— begin —

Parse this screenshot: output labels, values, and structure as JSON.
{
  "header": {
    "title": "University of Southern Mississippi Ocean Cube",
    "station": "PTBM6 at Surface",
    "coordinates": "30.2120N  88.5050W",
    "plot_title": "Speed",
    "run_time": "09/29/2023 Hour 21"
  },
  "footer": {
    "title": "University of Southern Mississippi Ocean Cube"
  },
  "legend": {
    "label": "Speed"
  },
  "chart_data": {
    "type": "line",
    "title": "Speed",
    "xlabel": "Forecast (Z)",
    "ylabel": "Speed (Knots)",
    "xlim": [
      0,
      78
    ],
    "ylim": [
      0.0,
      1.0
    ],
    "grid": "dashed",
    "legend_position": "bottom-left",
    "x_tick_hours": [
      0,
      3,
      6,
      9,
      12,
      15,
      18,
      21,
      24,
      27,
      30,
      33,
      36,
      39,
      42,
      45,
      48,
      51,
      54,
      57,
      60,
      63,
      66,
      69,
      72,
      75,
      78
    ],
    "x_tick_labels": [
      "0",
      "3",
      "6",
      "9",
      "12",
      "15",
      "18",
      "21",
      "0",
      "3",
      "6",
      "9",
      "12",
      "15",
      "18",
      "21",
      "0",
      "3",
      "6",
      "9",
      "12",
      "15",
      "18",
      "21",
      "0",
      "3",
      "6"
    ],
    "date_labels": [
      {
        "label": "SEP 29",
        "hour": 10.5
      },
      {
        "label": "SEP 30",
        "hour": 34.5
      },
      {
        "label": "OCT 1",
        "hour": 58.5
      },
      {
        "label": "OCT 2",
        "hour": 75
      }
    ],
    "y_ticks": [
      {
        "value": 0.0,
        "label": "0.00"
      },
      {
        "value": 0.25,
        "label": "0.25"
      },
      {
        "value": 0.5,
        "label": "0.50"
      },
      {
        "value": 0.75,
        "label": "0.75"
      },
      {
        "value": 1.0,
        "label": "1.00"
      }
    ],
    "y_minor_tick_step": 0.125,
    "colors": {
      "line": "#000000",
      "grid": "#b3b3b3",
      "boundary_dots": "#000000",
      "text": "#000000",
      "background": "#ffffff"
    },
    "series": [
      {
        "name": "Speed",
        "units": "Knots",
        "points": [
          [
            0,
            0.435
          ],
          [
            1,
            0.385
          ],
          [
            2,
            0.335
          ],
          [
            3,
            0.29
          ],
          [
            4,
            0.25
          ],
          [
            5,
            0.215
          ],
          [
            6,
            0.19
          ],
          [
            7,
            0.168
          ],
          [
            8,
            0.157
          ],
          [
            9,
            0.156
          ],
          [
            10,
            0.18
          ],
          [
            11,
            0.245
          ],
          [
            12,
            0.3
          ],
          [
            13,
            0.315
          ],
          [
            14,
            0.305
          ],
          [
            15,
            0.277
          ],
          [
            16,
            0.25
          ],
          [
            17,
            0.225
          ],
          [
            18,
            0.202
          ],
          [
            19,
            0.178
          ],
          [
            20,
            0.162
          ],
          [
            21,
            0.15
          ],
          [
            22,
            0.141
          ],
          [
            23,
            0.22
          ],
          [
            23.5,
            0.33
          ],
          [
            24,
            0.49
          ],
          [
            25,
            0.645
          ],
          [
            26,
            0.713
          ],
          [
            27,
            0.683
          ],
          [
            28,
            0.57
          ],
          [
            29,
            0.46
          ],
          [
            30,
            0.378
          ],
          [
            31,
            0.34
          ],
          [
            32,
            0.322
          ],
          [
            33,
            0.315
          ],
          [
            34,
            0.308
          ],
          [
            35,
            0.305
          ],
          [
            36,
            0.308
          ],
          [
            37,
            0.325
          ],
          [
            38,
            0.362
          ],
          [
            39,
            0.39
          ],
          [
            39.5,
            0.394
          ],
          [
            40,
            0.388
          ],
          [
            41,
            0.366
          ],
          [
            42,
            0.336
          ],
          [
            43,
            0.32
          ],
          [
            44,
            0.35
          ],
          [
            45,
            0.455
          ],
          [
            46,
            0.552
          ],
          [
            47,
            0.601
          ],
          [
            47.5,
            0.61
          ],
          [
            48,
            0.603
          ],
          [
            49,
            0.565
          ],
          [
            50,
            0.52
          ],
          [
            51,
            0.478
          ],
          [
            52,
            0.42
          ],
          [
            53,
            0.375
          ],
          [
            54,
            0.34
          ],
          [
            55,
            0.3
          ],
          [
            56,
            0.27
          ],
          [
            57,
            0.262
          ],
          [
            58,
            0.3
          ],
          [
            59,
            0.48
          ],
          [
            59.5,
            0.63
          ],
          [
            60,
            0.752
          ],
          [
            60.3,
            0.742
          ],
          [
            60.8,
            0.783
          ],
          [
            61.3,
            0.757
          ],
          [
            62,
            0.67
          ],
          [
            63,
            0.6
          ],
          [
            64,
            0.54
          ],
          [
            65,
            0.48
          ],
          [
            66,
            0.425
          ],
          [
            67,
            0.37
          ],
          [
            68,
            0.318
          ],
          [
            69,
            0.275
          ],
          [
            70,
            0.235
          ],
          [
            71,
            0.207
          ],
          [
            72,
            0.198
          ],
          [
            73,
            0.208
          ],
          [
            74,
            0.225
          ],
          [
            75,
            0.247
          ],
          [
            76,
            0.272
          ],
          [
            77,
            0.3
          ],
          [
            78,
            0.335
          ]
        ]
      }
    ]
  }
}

— end —

• _EXERCISE GOAL_
Filter for "Southern". Return all lines that hold it.

• _RESULT OF THE EXERCISE_
    "title": "University of Southern Mississippi Ocean Cube",
    "title": "University of Southern Mississippi Ocean Cube"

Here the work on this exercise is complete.